Problem requirements: Search the material below for the word "this" and copy every line in which it occurs.

Exercise material:
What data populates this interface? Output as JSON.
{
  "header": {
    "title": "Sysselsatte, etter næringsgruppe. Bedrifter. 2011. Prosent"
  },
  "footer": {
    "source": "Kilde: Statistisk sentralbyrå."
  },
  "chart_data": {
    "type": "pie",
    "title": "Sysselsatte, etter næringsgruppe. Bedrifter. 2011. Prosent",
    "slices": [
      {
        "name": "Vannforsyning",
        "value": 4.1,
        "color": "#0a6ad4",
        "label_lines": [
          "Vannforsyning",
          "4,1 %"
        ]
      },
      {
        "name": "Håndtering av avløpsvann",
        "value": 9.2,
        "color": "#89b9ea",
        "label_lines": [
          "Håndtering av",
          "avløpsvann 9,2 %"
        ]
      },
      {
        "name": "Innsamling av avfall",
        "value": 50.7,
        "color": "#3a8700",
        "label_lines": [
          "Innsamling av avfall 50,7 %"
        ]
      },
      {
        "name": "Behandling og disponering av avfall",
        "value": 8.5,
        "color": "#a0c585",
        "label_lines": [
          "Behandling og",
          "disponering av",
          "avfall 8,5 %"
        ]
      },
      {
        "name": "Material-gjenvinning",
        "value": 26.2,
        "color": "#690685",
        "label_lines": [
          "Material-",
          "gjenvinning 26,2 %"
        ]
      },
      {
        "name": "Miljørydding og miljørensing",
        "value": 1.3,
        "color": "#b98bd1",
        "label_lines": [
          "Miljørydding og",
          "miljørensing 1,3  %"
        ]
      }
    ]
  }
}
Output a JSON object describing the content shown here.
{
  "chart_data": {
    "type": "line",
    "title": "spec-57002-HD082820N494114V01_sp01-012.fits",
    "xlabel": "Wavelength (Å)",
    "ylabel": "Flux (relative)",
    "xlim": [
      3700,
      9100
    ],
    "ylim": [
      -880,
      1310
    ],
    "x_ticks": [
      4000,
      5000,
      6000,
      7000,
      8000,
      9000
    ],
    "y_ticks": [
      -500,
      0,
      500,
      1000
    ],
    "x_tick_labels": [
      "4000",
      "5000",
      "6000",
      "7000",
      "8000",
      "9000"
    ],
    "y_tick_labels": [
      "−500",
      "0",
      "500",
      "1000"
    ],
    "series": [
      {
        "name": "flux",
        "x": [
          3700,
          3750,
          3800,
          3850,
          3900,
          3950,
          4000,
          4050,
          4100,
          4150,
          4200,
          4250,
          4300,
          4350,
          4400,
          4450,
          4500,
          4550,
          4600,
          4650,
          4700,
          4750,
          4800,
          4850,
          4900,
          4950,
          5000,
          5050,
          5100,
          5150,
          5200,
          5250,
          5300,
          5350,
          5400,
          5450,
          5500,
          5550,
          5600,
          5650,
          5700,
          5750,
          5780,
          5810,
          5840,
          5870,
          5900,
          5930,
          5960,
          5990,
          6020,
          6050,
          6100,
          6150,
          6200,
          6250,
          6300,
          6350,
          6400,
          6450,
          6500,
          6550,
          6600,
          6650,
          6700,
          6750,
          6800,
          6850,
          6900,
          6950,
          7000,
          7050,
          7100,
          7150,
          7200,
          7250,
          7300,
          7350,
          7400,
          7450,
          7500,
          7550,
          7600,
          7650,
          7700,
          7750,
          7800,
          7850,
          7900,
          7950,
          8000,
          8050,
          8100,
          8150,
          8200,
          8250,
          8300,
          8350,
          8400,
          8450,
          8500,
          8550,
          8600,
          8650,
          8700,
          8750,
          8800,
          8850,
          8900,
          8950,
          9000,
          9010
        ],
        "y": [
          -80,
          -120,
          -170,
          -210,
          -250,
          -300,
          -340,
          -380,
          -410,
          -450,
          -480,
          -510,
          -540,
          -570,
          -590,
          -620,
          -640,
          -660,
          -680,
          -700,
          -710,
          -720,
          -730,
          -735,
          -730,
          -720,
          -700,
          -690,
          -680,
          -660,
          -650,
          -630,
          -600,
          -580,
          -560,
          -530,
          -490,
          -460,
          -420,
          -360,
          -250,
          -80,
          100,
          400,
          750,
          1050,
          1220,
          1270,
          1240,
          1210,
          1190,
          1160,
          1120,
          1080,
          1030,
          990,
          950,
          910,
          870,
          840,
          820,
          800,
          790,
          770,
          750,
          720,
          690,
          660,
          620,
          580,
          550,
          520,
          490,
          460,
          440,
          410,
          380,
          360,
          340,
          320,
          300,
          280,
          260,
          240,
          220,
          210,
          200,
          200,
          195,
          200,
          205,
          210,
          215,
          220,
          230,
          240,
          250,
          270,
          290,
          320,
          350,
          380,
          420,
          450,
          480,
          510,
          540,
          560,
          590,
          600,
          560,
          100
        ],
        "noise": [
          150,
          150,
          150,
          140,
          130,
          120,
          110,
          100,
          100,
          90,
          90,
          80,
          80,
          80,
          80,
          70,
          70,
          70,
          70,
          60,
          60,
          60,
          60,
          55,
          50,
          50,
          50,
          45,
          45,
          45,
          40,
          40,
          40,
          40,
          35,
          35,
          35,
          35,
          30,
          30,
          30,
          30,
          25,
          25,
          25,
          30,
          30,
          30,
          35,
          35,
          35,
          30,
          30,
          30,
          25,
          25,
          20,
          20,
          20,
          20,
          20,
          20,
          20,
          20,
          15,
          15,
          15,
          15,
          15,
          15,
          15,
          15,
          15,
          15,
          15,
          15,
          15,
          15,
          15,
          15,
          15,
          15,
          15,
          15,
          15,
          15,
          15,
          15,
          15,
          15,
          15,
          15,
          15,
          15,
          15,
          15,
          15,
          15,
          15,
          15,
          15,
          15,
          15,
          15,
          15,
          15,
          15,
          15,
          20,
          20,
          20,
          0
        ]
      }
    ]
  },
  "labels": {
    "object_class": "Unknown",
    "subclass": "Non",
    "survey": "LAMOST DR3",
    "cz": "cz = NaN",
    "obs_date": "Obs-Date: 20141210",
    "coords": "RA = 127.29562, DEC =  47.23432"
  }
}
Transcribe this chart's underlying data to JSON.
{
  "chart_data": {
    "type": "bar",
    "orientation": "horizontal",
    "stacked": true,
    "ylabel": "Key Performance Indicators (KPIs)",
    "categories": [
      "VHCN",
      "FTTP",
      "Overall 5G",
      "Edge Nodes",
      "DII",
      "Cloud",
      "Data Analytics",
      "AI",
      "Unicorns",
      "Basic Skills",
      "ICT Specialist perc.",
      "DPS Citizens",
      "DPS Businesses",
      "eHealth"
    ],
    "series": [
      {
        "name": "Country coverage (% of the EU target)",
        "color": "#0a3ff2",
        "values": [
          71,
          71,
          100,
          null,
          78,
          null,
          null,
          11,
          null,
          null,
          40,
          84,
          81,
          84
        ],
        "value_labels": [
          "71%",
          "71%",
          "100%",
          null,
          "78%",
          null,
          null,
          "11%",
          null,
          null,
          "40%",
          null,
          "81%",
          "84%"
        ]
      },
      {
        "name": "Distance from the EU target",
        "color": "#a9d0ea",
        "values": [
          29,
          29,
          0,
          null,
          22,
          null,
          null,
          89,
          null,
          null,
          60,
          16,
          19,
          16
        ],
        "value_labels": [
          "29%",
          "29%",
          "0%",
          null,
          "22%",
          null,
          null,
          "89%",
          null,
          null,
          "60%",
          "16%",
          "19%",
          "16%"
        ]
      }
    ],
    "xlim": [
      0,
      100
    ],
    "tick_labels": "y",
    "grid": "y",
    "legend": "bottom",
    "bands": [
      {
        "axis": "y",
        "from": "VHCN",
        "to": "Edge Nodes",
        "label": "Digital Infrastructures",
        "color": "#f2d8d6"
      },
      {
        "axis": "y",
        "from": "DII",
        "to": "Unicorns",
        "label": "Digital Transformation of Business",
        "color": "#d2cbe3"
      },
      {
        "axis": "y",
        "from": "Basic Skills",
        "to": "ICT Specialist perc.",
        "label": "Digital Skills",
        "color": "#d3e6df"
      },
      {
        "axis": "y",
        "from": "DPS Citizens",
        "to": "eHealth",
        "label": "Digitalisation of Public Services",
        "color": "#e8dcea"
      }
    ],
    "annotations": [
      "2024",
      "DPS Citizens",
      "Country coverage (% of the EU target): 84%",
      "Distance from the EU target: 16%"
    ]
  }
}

The solution:
What data populates this interface? Output as JSON.
Transcribe this chart's underlying data to JSON.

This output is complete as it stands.